= EXERCISE DETAILS =
Transcribe the records exactly. Pictures do not belong in the transcription.
┄┄┄┄┄┄┄┄┄┄┄┄┄┄┄┄┄┄┄┄
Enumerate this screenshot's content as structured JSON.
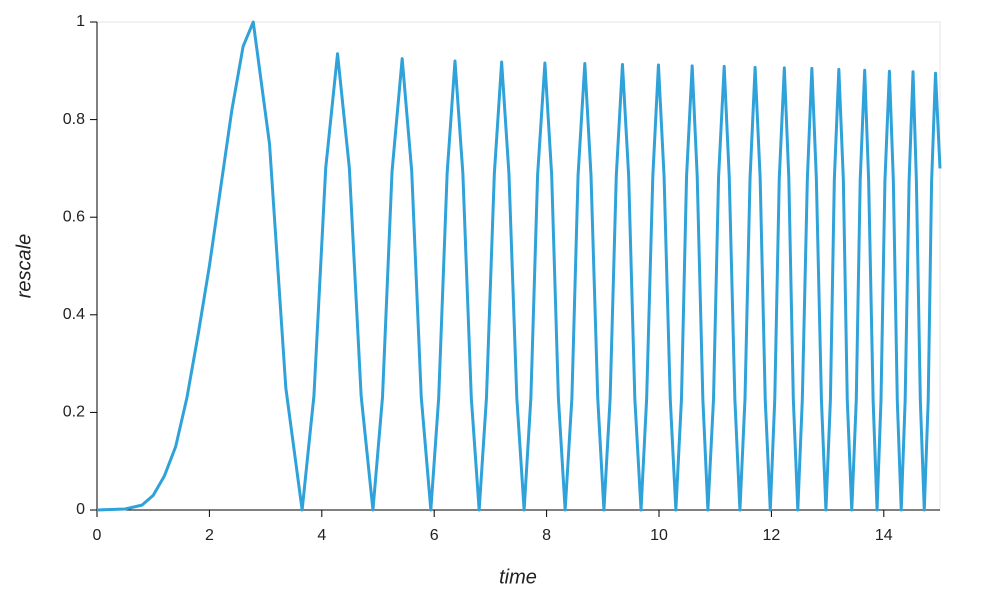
{
  "chart_data": {
    "type": "line",
    "xlabel": "time",
    "ylabel": "rescale",
    "x": [
      0,
      0.5,
      0.8,
      1.0,
      1.2,
      1.4,
      1.6,
      1.8,
      2.0,
      2.2,
      2.4,
      2.6,
      2.78,
      3.07,
      3.36,
      3.65,
      3.86,
      4.07,
      4.28,
      4.49,
      4.7,
      4.91,
      5.08,
      5.25,
      5.43,
      5.6,
      5.77,
      5.94,
      6.08,
      6.23,
      6.37,
      6.51,
      6.66,
      6.8,
      6.93,
      7.07,
      7.2,
      7.33,
      7.47,
      7.6,
      7.72,
      7.84,
      7.97,
      8.09,
      8.21,
      8.33,
      8.45,
      8.56,
      8.68,
      8.79,
      8.91,
      9.02,
      9.13,
      9.24,
      9.35,
      9.46,
      9.57,
      9.68,
      9.78,
      9.89,
      9.99,
      10.09,
      10.2,
      10.3,
      10.4,
      10.49,
      10.59,
      10.68,
      10.78,
      10.87,
      10.97,
      11.06,
      11.16,
      11.25,
      11.35,
      11.44,
      11.53,
      11.62,
      11.71,
      11.8,
      11.89,
      11.98,
      12.06,
      12.14,
      12.23,
      12.31,
      12.39,
      12.47,
      12.55,
      12.64,
      12.72,
      12.8,
      12.89,
      12.97,
      13.05,
      13.12,
      13.2,
      13.28,
      13.35,
      13.43,
      13.51,
      13.58,
      13.66,
      13.73,
      13.81,
      13.88,
      13.95,
      14.02,
      14.1,
      14.17,
      14.24,
      14.31,
      14.38,
      14.45,
      14.52,
      14.58,
      14.65,
      14.72,
      14.79,
      14.85,
      14.92,
      15.0
    ],
    "series": [
      {
        "name": "rescale",
        "color": "#30a2da",
        "values": [
          0,
          0.002,
          0.01,
          0.03,
          0.07,
          0.13,
          0.23,
          0.36,
          0.5,
          0.66,
          0.82,
          0.95,
          1,
          0.75,
          0.25,
          0,
          0.234,
          0.701,
          0.935,
          0.701,
          0.234,
          0,
          0.231,
          0.694,
          0.925,
          0.694,
          0.231,
          0,
          0.23,
          0.69,
          0.92,
          0.69,
          0.23,
          0,
          0.23,
          0.689,
          0.918,
          0.689,
          0.23,
          0,
          0.229,
          0.687,
          0.916,
          0.687,
          0.229,
          0,
          0.229,
          0.686,
          0.915,
          0.686,
          0.229,
          0,
          0.228,
          0.685,
          0.913,
          0.685,
          0.228,
          0,
          0.228,
          0.684,
          0.912,
          0.684,
          0.228,
          0,
          0.228,
          0.683,
          0.91,
          0.683,
          0.228,
          0,
          0.227,
          0.682,
          0.909,
          0.682,
          0.227,
          0,
          0.227,
          0.68,
          0.907,
          0.68,
          0.227,
          0,
          0.227,
          0.68,
          0.906,
          0.68,
          0.227,
          0,
          0.226,
          0.679,
          0.905,
          0.679,
          0.226,
          0,
          0.226,
          0.677,
          0.903,
          0.677,
          0.226,
          0,
          0.225,
          0.676,
          0.901,
          0.676,
          0.225,
          0,
          0.225,
          0.674,
          0.899,
          0.674,
          0.225,
          0,
          0.225,
          0.674,
          0.898,
          0.674,
          0.225,
          0,
          0.224,
          0.671,
          0.895,
          0.7
        ]
      }
    ],
    "xlim": [
      0,
      15
    ],
    "xticks": [
      0,
      2,
      4,
      6,
      8,
      10,
      12,
      14
    ],
    "ylim": [
      0,
      1
    ],
    "yticks": [
      0,
      0.2,
      0.4,
      0.6,
      0.8,
      1
    ]
  }
}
┄┄┄┄┄┄┄┄┄┄┄┄┄┄┄┄┄┄┄┄
= REPLY =
Enumerate this screenshot's content as structured JSON.
{
  "chart_data": {
    "type": "line",
    "xlabel": "time",
    "ylabel": "rescale",
    "x": [
      0,
      0.5,
      0.8,
      1.0,
      1.2,
      1.4,
      1.6,
      1.8,
      2.0,
      2.2,
      2.4,
      2.6,
      2.78,
      3.07,
      3.36,
      3.65,
      3.86,
      4.07,
      4.28,
      4.49,
      4.7,
      4.91,
      5.08,
      5.25,
      5.43,
      5.6,
      5.77,
      5.94,
      6.08,
      6.23,
      6.37,
      6.51,
      6.66,
      6.8,
      6.93,
      7.07,
      7.2,
      7.33,
      7.47,
      7.6,
      7.72,
      7.84,
      7.97,
      8.09,
      8.21,
      8.33,
      8.45,
      8.56,
      8.68,
      8.79,
      8.91,
      9.02,
      9.13,
      9.24,
      9.35,
      9.46,
      9.57,
      9.68,
      9.78,
      9.89,
      9.99,
      10.09,
      10.2,
      10.3,
      10.4,
      10.49,
      10.59,
      10.68,
      10.78,
      10.87,
      10.97,
      11.06,
      11.16,
      11.25,
      11.35,
      11.44,
      11.53,
      11.62,
      11.71,
      11.8,
      11.89,
      11.98,
      12.06,
      12.14,
      12.23,
      12.31,
      12.39,
      12.47,
      12.55,
      12.64,
      12.72,
      12.8,
      12.89,
      12.97,
      13.05,
      13.12,
      13.2,
      13.28,
      13.35,
      13.43,
      13.51,
      13.58,
      13.66,
      13.73,
      13.81,
      13.88,
      13.95,
      14.02,
      14.1,
      14.17,
      14.24,
      14.31,
      14.38,
      14.45,
      14.52,
      14.58,
      14.65,
      14.72,
      14.79,
      14.85,
      14.92,
      15.0
    ],
    "series": [
      {
        "name": "rescale",
        "color": "#30a2da",
        "values": [
          0,
          0.002,
          0.01,
          0.03,
          0.07,
          0.13,
          0.23,
          0.36,
          0.5,
          0.66,
          0.82,
          0.95,
          1,
          0.75,
          0.25,
          0,
          0.234,
          0.701,
          0.935,
          0.701,
          0.234,
          0,
          0.231,
          0.694,
          0.925,
          0.694,
          0.231,
          0,
          0.23,
          0.69,
          0.92,
          0.69,
          0.23,
          0,
          0.23,
          0.689,
          0.918,
          0.689,
          0.23,
          0,
          0.229,
          0.687,
          0.916,
          0.687,
          0.229,
          0,
          0.229,
          0.686,
          0.915,
          0.686,
          0.229,
          0,
          0.228,
          0.685,
          0.913,
          0.685,
          0.228,
          0,
          0.228,
          0.684,
          0.912,
          0.684,
          0.228,
          0,
          0.228,
          0.683,
          0.91,
          0.683,
          0.228,
          0,
          0.227,
          0.682,
          0.909,
          0.682,
          0.227,
          0,
          0.227,
          0.68,
          0.907,
          0.68,
          0.227,
          0,
          0.227,
          0.68,
          0.906,
          0.68,
          0.227,
          0,
          0.226,
          0.679,
          0.905,
          0.679,
          0.226,
          0,
          0.226,
          0.677,
          0.903,
          0.677,
          0.226,
          0,
          0.225,
          0.676,
          0.901,
          0.676,
          0.225,
          0,
          0.225,
          0.674,
          0.899,
          0.674,
          0.225,
          0,
          0.225,
          0.674,
          0.898,
          0.674,
          0.225,
          0,
          0.224,
          0.671,
          0.895,
          0.7
        ]
      }
    ],
    "xlim": [
      0,
      15
    ],
    "xticks": [
      0,
      2,
      4,
      6,
      8,
      10,
      12,
      14
    ],
    "ylim": [
      0,
      1
    ],
    "yticks": [
      0,
      0.2,
      0.4,
      0.6,
      0.8,
      1
    ]
  }
}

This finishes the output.